**Given task**: Restate, word for word, all of the material shown below.

-------- Records for this exercise

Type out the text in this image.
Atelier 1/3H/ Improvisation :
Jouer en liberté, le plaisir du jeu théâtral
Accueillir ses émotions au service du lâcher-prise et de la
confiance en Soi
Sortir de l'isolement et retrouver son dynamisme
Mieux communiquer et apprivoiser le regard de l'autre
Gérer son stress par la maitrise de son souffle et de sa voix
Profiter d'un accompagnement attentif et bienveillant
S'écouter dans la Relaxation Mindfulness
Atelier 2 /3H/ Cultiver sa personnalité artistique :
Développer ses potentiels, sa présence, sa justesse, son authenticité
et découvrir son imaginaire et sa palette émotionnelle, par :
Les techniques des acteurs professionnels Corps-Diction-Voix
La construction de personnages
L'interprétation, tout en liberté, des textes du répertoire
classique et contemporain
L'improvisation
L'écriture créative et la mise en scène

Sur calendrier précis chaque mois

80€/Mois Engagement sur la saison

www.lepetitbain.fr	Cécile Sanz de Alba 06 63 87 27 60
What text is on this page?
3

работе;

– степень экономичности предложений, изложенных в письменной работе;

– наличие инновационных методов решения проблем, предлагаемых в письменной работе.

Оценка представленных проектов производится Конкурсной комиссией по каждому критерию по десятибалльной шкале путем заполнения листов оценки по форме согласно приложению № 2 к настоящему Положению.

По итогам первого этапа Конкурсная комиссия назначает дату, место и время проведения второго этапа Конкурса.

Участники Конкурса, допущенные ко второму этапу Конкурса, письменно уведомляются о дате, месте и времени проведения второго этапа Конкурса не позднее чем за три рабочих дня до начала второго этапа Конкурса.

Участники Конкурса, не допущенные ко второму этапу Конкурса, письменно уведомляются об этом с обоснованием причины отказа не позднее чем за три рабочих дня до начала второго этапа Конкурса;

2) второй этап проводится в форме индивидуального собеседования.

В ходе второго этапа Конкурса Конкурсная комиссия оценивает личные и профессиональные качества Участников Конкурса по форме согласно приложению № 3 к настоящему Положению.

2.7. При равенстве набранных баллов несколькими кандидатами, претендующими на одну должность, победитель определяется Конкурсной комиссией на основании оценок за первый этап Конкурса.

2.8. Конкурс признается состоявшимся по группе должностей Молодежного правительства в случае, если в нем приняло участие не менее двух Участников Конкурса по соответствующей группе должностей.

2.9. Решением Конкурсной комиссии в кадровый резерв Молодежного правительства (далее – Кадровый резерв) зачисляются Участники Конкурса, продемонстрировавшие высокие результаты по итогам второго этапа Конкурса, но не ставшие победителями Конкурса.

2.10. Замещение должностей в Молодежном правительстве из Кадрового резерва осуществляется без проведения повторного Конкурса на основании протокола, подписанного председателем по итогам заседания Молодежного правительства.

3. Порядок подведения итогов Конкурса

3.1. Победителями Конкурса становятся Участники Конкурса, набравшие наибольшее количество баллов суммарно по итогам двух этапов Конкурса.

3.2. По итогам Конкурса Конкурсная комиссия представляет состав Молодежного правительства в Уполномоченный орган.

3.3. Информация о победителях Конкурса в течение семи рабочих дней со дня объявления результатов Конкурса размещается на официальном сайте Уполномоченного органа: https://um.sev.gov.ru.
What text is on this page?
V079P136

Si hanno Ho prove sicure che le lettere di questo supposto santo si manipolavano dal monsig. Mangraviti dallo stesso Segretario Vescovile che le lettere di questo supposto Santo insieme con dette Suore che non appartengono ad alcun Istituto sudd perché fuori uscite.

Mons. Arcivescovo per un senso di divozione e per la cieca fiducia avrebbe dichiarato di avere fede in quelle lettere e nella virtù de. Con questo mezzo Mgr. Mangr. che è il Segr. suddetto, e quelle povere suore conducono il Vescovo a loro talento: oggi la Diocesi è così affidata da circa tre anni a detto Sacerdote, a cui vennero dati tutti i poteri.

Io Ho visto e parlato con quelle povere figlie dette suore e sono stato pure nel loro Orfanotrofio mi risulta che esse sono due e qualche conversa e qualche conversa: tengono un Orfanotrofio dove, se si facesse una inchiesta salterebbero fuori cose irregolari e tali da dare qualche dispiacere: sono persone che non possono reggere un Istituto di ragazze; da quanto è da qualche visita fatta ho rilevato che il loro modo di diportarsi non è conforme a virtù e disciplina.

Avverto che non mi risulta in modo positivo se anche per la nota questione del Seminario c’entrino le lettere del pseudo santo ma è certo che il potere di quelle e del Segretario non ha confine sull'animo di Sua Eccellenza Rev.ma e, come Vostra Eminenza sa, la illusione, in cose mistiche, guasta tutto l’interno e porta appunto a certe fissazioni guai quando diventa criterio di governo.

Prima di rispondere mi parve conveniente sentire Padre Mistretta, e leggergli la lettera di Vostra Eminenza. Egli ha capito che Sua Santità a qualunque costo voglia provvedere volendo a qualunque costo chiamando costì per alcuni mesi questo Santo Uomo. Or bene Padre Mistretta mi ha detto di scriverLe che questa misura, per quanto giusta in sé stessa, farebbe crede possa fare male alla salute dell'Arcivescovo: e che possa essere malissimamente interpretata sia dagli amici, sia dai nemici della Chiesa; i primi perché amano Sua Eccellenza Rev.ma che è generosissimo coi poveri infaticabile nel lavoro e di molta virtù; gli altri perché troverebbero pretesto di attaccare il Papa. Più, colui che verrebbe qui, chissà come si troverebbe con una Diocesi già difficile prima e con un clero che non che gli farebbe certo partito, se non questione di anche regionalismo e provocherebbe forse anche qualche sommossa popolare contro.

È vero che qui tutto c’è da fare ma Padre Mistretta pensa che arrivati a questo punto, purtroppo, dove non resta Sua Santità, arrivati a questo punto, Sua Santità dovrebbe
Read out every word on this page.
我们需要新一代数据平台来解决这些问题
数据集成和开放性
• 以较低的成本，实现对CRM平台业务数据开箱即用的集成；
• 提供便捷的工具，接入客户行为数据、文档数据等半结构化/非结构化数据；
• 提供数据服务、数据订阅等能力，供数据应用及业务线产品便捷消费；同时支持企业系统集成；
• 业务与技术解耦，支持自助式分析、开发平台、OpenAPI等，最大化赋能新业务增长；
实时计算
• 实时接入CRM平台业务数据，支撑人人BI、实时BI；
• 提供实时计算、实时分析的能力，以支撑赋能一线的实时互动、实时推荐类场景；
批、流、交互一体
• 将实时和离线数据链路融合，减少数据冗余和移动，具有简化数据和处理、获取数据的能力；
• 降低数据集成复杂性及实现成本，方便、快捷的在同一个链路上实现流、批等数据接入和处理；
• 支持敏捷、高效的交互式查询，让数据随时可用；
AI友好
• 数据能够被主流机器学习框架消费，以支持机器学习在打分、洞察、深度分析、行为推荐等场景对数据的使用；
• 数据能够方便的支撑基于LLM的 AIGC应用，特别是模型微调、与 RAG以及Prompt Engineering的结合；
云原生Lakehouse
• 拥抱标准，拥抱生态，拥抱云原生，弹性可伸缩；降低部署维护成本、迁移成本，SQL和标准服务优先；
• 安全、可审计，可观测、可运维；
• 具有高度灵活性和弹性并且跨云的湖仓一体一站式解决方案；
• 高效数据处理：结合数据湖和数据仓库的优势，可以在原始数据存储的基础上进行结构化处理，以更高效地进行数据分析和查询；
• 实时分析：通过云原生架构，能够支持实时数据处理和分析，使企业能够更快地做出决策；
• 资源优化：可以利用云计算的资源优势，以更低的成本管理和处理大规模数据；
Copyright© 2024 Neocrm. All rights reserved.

----------------

**Result of this task**:
Type out the text in this image.
Atelier 1/3H/ Improvisation :
Jouer en liberté, le plaisir du jeu théâtral
Accueillir ses émotions au service du lâcher-prise et de la
confiance en Soi
Sortir de l'isolement et retrouver son dynamisme
Mieux communiquer et apprivoiser le regard de l'autre
Gérer son stress par la maitrise de son souffle et de sa voix
Profiter d'un accompagnement attentif et bienveillant
S'écouter dans la Relaxation Mindfulness
Atelier 2 /3H/ Cultiver sa personnalité artistique :
Développer ses potentiels, sa présence, sa justesse, son authenticité
et découvrir son imaginaire et sa palette émotionnelle, par :
Les techniques des acteurs professionnels Corps-Diction-Voix
La construction de personnages
L'interprétation, tout en liberté, des textes du répertoire
classique et contemporain
L'improvisation
L'écriture créative et la mise en scène

Sur calendrier précis chaque mois

80€/Mois Engagement sur la saison

www.lepetitbain.fr	Cécile Sanz de Alba 06 63 87 27 60
What text is on this page?
3

работе;

– степень экономичности предложений, изложенных в письменной работе;

– наличие инновационных методов решения проблем, предлагаемых в письменной работе.

Оценка представленных проектов производится Конкурсной комиссией по каждому критерию по десятибалльной шкале путем заполнения листов оценки по форме согласно приложению № 2 к настоящему Положению.

По итогам первого этапа Конкурсная комиссия назначает дату, место и время проведения второго этапа Конкурса.

Участники Конкурса, допущенные ко второму этапу Конкурса, письменно уведомляются о дате, месте и времени проведения второго этапа Конкурса не позднее чем за три рабочих дня до начала второго этапа Конкурса.

Участники Конкурса, не допущенные ко второму этапу Конкурса, письменно уведомляются об этом с обоснованием причины отказа не позднее чем за три рабочих дня до начала второго этапа Конкурса;

2) второй этап проводится в форме индивидуального собеседования.

В ходе второго этапа Конкурса Конкурсная комиссия оценивает личные и профессиональные качества Участников Конкурса по форме согласно приложению № 3 к настоящему Положению.

2.7. При равенстве набранных баллов несколькими кандидатами, претендующими на одну должность, победитель определяется Конкурсной комиссией на основании оценок за первый этап Конкурса.

2.8. Конкурс признается состоявшимся по группе должностей Молодежного правительства в случае, если в нем приняло участие не менее двух Участников Конкурса по соответствующей группе должностей.

2.9. Решением Конкурсной комиссии в кадровый резерв Молодежного правительства (далее – Кадровый резерв) зачисляются Участники Конкурса, продемонстрировавшие высокие результаты по итогам второго этапа Конкурса, но не ставшие победителями Конкурса.

2.10. Замещение должностей в Молодежном правительстве из Кадрового резерва осуществляется без проведения повторного Конкурса на основании протокола, подписанного председателем по итогам заседания Молодежного правительства.

3. Порядок подведения итогов Конкурса

3.1. Победителями Конкурса становятся Участники Конкурса, набравшие наибольшее количество баллов суммарно по итогам двух этапов Конкурса.

3.2. По итогам Конкурса Конкурсная комиссия представляет состав Молодежного правительства в Уполномоченный орган.

3.3. Информация о победителях Конкурса в течение семи рабочих дней со дня объявления результатов Конкурса размещается на официальном сайте Уполномоченного органа: https://um.sev.gov.ru.
What text is on this page?
V079P136

Si hanno Ho prove sicure che le lettere di questo supposto santo si manipolavano dal monsig. Mangraviti dallo stesso Segretario Vescovile che le lettere di questo supposto Santo insieme con dette Suore che non appartengono ad alcun Istituto sudd perché fuori uscite.

Mons. Arcivescovo per un senso di divozione e per la cieca fiducia avrebbe dichiarato di avere fede in quelle lettere e nella virtù de. Con questo mezzo Mgr. Mangr. che è il Segr. suddetto, e quelle povere suore conducono il Vescovo a loro talento: oggi la Diocesi è così affidata da circa tre anni a detto Sacerdote, a cui vennero dati tutti i poteri.

Io Ho visto e parlato con quelle povere figlie dette suore e sono stato pure nel loro Orfanotrofio mi risulta che esse sono due e qualche conversa e qualche conversa: tengono un Orfanotrofio dove, se si facesse una inchiesta salterebbero fuori cose irregolari e tali da dare qualche dispiacere: sono persone che non possono reggere un Istituto di ragazze; da quanto è da qualche visita fatta ho rilevato che il loro modo di diportarsi non è conforme a virtù e disciplina.

Avverto che non mi risulta in modo positivo se anche per la nota questione del Seminario c’entrino le lettere del pseudo santo ma è certo che il potere di quelle e del Segretario non ha confine sull'animo di Sua Eccellenza Rev.ma e, come Vostra Eminenza sa, la illusione, in cose mistiche, guasta tutto l’interno e porta appunto a certe fissazioni guai quando diventa criterio di governo.

Prima di rispondere mi parve conveniente sentire Padre Mistretta, e leggergli la lettera di Vostra Eminenza. Egli ha capito che Sua Santità a qualunque costo voglia provvedere volendo a qualunque costo chiamando costì per alcuni mesi questo Santo Uomo. Or bene Padre Mistretta mi ha detto di scriverLe che questa misura, per quanto giusta in sé stessa, farebbe crede possa fare male alla salute dell'Arcivescovo: e che possa essere malissimamente interpretata sia dagli amici, sia dai nemici della Chiesa; i primi perché amano Sua Eccellenza Rev.ma che è generosissimo coi poveri infaticabile nel lavoro e di molta virtù; gli altri perché troverebbero pretesto di attaccare il Papa. Più, colui che verrebbe qui, chissà come si troverebbe con una Diocesi già difficile prima e con un clero che non che gli farebbe certo partito, se non questione di anche regionalismo e provocherebbe forse anche qualche sommossa popolare contro.

È vero che qui tutto c’è da fare ma Padre Mistretta pensa che arrivati a questo punto, purtroppo, dove non resta Sua Santità, arrivati a questo punto, Sua Santità dovrebbe
Read out every word on this page.
我们需要新一代数据平台来解决这些问题
数据集成和开放性
• 以较低的成本，实现对CRM平台业务数据开箱即用的集成；
• 提供便捷的工具，接入客户行为数据、文档数据等半结构化/非结构化数据；
• 提供数据服务、数据订阅等能力，供数据应用及业务线产品便捷消费；同时支持企业系统集成；
• 业务与技术解耦，支持自助式分析、开发平台、OpenAPI等，最大化赋能新业务增长；
实时计算
• 实时接入CRM平台业务数据，支撑人人BI、实时BI；
• 提供实时计算、实时分析的能力，以支撑赋能一线的实时互动、实时推荐类场景；
批、流、交互一体
• 将实时和离线数据链路融合，减少数据冗余和移动，具有简化数据和处理、获取数据的能力；
• 降低数据集成复杂性及实现成本，方便、快捷的在同一个链路上实现流、批等数据接入和处理；
• 支持敏捷、高效的交互式查询，让数据随时可用；
AI友好
• 数据能够被主流机器学习框架消费，以支持机器学习在打分、洞察、深度分析、行为推荐等场景对数据的使用；
• 数据能够方便的支撑基于LLM的 AIGC应用，特别是模型微调、与 RAG以及Prompt Engineering的结合；
云原生Lakehouse
• 拥抱标准，拥抱生态，拥抱云原生，弹性可伸缩；降低部署维护成本、迁移成本，SQL和标准服务优先；
• 安全、可审计，可观测、可运维；
• 具有高度灵活性和弹性并且跨云的湖仓一体一站式解决方案；
• 高效数据处理：结合数据湖和数据仓库的优势，可以在原始数据存储的基础上进行结构化处理，以更高效地进行数据分析和查询；
• 实时分析：通过云原生架构，能够支持实时数据处理和分析，使企业能够更快地做出决策；
• 资源优化：可以利用云计算的资源优势，以更低的成本管理和处理大规模数据；
Copyright© 2024 Neocrm. All rights reserved.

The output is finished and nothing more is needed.